REQUEST: Only a number is required: how many lines of the material contain the word "doanh"?

RECORDS SHOWN:
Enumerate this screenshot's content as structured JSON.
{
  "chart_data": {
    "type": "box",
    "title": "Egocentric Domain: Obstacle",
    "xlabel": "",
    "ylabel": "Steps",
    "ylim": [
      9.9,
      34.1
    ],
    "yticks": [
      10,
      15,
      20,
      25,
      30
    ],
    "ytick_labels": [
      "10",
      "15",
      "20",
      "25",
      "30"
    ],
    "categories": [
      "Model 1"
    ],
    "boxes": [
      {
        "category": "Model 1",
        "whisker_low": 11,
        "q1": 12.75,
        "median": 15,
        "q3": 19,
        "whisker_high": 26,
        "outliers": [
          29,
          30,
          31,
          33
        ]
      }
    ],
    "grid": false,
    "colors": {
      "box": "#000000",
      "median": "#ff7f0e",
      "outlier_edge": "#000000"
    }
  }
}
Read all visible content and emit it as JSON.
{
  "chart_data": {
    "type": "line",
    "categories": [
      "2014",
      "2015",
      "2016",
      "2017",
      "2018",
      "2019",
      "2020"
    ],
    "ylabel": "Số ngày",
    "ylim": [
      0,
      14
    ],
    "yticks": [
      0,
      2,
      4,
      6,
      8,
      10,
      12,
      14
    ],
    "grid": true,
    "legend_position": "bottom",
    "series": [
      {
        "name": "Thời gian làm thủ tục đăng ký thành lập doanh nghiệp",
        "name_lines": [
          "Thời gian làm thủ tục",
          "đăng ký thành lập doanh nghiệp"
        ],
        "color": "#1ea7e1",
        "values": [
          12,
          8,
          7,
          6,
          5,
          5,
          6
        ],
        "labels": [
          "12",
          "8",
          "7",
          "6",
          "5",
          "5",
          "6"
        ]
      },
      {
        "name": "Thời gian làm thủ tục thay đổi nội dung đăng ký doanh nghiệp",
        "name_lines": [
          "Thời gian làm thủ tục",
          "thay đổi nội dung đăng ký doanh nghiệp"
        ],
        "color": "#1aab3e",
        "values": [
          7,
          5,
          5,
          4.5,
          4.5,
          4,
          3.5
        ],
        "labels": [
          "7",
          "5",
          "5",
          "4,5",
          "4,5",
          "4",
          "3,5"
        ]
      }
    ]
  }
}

RESULT OF THIS EXERCISE: 4